start

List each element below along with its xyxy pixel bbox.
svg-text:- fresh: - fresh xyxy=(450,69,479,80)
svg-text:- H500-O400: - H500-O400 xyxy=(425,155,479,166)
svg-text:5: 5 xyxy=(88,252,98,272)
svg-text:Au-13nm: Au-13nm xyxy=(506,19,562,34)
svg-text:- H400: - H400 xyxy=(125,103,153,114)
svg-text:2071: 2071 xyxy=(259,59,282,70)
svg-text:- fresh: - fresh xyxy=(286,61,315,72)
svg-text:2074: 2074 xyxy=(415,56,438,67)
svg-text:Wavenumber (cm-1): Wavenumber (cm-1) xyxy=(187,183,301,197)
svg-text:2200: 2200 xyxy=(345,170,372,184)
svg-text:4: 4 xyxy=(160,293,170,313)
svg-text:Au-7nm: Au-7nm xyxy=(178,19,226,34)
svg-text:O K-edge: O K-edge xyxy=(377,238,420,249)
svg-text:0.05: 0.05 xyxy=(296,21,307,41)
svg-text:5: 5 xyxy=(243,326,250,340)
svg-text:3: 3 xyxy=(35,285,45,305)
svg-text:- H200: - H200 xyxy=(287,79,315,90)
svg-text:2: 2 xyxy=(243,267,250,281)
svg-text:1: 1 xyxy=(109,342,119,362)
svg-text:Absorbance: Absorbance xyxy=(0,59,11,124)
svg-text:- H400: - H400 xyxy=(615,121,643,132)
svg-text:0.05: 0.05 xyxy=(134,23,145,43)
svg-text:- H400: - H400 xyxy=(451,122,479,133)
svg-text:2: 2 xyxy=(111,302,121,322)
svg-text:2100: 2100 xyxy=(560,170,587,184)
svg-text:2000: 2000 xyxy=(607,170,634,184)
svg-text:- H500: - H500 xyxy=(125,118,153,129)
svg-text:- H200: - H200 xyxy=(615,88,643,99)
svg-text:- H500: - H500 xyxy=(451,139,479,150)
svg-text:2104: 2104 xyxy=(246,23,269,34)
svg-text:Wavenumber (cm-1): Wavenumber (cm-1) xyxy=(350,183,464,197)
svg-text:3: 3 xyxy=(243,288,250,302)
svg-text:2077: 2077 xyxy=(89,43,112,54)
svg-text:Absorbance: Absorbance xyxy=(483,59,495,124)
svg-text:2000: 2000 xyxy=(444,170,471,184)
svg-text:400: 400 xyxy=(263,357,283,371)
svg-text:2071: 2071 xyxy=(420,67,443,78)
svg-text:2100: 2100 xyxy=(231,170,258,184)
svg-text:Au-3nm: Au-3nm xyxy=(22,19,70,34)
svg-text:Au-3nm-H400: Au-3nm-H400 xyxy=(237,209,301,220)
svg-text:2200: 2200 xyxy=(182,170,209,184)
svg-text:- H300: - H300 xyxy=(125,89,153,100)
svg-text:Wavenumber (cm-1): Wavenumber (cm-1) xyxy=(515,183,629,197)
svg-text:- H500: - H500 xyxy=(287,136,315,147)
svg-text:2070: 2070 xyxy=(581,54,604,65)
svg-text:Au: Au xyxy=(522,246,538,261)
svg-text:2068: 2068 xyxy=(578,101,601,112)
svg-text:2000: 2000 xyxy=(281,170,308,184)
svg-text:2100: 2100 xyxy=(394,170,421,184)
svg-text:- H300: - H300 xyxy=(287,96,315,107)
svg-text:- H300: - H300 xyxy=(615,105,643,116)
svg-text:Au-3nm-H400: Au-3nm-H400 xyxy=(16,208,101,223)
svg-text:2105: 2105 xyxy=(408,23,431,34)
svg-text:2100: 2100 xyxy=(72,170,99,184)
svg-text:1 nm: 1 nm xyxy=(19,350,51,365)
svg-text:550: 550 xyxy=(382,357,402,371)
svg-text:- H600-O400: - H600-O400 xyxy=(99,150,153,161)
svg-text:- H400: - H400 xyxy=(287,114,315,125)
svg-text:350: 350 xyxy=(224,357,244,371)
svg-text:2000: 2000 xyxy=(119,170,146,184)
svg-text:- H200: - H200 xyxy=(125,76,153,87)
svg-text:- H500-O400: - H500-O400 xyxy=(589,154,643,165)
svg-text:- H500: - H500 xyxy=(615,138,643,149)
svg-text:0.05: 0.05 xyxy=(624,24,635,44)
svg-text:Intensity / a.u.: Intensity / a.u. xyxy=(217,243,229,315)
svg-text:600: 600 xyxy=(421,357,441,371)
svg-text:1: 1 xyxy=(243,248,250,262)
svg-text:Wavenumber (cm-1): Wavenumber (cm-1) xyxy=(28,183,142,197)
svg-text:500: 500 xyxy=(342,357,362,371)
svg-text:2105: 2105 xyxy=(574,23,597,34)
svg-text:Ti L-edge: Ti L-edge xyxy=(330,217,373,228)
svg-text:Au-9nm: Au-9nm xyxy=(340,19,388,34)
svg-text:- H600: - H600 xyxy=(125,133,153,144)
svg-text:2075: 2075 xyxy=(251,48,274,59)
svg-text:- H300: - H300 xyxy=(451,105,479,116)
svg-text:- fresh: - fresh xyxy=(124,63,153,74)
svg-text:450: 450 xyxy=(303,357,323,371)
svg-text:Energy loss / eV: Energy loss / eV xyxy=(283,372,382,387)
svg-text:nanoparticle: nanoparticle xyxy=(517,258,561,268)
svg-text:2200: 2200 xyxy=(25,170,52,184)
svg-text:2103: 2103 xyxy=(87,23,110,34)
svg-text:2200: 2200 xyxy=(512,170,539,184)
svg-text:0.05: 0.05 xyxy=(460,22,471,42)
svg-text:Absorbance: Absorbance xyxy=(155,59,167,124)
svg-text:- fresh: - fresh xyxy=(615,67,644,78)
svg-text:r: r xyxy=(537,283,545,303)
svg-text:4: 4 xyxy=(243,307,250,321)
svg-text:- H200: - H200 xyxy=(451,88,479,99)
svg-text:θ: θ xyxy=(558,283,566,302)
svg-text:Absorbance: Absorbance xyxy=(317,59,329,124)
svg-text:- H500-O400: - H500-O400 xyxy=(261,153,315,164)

end

> PROMPT
Switch "Absorbance" to "Intensity" in everything from the start of the records down to the line containing "svg-text:3: 3 xyxy=(243,288,250,302)", both ends included. Give those lines again with nothing else altered.

> SOLUTION FOR THIS TASK
List each element below along with its xyxy pixel bbox.
svg-text:- fresh: - fresh xyxy=(450,69,479,80)
svg-text:- H500-O400: - H500-O400 xyxy=(425,155,479,166)
svg-text:5: 5 xyxy=(88,252,98,272)
svg-text:Au-13nm: Au-13nm xyxy=(506,19,562,34)
svg-text:- H400: - H400 xyxy=(125,103,153,114)
svg-text:2071: 2071 xyxy=(259,59,282,70)
svg-text:- fresh: - fresh xyxy=(286,61,315,72)
svg-text:2074: 2074 xyxy=(415,56,438,67)
svg-text:Wavenumber (cm-1): Wavenumber (cm-1) xyxy=(187,183,301,197)
svg-text:2200: 2200 xyxy=(345,170,372,184)
svg-text:4: 4 xyxy=(160,293,170,313)
svg-text:Au-7nm: Au-7nm xyxy=(178,19,226,34)
svg-text:O K-edge: O K-edge xyxy=(377,238,420,249)
svg-text:0.05: 0.05 xyxy=(296,21,307,41)
svg-text:5: 5 xyxy=(243,326,250,340)
svg-text:3: 3 xyxy=(35,285,45,305)
svg-text:- H200: - H200 xyxy=(287,79,315,90)
svg-text:2: 2 xyxy=(243,267,250,281)
svg-text:1: 1 xyxy=(109,342,119,362)
svg-text:Intensity: Intensity xyxy=(0,59,11,124)
svg-text:- H400: - H400 xyxy=(615,121,643,132)
svg-text:0.05: 0.05 xyxy=(134,23,145,43)
svg-text:- H400: - H400 xyxy=(451,122,479,133)
svg-text:2: 2 xyxy=(111,302,121,322)
svg-text:2100: 2100 xyxy=(560,170,587,184)
svg-text:2000: 2000 xyxy=(607,170,634,184)
svg-text:- H500: - H500 xyxy=(125,118,153,129)
svg-text:- H200: - H200 xyxy=(615,88,643,99)
svg-text:- H500: - H500 xyxy=(451,139,479,150)
svg-text:2104: 2104 xyxy=(246,23,269,34)
svg-text:Wavenumber (cm-1): Wavenumber (cm-1) xyxy=(350,183,464,197)
svg-text:3: 3 xyxy=(243,288,250,302)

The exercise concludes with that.